:: Task statement ::
Tell how many lines contain the word "this". Reply with the number only.

Dataset records:
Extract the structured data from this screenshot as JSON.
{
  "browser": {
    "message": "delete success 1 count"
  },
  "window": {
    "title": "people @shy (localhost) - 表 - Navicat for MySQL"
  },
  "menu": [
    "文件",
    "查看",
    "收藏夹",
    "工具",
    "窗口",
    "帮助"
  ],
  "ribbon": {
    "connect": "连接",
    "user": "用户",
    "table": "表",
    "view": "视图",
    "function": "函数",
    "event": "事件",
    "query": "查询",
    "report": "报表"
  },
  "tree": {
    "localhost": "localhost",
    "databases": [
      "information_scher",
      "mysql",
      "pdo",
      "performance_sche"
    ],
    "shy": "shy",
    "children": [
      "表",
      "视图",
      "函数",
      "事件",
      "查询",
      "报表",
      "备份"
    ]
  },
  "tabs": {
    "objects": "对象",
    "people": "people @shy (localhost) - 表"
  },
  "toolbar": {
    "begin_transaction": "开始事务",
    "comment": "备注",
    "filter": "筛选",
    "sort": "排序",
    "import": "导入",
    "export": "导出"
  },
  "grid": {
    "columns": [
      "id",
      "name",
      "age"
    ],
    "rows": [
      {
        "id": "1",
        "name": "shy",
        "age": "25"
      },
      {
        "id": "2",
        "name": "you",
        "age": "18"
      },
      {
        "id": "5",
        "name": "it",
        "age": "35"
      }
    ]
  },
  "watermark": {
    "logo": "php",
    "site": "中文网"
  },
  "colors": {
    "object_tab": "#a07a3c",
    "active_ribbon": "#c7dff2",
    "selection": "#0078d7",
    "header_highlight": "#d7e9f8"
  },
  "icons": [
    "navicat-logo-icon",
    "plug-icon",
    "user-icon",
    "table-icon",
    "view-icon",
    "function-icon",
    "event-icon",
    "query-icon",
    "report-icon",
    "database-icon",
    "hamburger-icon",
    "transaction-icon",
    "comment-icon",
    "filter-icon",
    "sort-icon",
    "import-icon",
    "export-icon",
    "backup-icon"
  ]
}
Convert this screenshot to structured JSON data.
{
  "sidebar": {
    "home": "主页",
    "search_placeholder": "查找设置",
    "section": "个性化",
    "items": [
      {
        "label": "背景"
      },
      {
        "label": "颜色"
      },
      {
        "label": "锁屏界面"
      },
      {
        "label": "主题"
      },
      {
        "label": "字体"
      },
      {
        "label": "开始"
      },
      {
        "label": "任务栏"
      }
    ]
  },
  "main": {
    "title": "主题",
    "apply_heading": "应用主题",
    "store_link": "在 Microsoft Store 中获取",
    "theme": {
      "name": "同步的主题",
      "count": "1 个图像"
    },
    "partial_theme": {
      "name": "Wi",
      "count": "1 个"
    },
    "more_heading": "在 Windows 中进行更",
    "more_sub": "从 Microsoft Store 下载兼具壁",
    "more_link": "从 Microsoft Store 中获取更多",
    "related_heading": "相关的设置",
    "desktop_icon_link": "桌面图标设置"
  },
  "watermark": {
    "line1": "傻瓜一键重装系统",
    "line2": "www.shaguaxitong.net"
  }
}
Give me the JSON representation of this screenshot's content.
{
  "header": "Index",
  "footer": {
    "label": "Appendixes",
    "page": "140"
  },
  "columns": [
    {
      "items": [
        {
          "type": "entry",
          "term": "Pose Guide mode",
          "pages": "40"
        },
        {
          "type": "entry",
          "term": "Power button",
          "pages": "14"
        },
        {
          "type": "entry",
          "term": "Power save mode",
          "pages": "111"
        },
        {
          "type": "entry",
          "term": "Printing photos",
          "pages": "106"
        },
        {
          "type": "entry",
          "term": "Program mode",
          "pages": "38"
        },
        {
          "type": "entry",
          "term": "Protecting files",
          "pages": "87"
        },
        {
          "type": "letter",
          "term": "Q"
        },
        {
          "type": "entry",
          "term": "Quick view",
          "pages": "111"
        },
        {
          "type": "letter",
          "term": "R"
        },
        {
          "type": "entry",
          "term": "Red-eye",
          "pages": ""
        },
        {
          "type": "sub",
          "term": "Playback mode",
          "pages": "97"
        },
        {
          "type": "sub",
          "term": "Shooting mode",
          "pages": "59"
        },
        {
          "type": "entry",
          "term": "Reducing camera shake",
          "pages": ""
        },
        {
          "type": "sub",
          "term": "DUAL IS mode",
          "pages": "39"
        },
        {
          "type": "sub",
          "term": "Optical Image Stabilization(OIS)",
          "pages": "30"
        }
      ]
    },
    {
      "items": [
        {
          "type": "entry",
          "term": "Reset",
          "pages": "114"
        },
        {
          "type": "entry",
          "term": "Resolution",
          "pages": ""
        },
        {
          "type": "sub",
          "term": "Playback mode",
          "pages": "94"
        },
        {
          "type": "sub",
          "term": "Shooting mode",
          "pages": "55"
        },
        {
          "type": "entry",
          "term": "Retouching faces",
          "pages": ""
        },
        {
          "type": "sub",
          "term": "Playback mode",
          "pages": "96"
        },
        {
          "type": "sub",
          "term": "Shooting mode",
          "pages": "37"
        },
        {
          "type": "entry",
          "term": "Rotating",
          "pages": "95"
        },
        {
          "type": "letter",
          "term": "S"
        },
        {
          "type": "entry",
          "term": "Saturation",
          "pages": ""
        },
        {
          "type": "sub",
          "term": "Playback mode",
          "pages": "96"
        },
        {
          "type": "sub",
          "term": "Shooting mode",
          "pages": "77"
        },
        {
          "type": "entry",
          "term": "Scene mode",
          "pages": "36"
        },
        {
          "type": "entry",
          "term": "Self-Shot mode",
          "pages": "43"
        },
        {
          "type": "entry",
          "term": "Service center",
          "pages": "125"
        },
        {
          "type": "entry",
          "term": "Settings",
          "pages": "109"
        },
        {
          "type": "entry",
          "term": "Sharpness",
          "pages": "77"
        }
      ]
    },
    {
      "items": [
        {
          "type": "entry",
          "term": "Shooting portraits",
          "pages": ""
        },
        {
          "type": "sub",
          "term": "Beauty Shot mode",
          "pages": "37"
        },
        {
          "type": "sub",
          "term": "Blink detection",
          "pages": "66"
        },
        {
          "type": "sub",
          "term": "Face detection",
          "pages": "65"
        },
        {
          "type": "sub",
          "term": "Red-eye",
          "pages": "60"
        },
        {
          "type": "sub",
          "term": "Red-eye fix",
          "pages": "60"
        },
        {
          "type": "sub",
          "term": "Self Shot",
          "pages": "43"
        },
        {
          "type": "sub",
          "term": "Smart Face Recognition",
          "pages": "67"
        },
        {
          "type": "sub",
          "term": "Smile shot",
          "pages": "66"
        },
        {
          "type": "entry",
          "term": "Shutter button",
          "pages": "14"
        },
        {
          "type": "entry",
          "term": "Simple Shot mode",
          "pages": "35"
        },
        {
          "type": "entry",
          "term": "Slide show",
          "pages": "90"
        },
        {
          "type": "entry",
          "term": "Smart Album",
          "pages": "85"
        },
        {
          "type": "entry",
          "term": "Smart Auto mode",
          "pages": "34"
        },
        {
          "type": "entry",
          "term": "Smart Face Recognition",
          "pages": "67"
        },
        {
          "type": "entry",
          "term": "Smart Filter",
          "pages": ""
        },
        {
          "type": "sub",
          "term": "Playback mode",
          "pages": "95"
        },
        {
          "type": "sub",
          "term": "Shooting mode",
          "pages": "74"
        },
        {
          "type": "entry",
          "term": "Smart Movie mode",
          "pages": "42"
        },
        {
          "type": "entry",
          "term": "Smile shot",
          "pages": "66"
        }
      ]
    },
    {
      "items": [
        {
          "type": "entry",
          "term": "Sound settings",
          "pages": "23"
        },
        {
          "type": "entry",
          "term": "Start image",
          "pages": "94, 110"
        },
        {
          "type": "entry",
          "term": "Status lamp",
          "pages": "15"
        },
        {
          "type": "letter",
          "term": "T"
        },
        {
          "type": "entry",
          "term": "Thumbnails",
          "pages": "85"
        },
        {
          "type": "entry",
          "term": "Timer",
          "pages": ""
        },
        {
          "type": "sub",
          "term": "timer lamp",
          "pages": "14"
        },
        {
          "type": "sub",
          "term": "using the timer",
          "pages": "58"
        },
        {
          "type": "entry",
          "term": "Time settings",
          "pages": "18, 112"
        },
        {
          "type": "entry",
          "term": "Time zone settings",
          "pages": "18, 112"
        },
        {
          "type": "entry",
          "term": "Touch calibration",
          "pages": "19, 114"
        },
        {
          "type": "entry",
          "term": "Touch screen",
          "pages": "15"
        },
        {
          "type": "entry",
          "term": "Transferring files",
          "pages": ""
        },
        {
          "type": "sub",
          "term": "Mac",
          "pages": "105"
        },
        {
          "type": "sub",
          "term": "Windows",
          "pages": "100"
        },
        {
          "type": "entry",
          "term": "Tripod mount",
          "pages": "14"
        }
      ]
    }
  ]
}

:: Reply to the task ::
3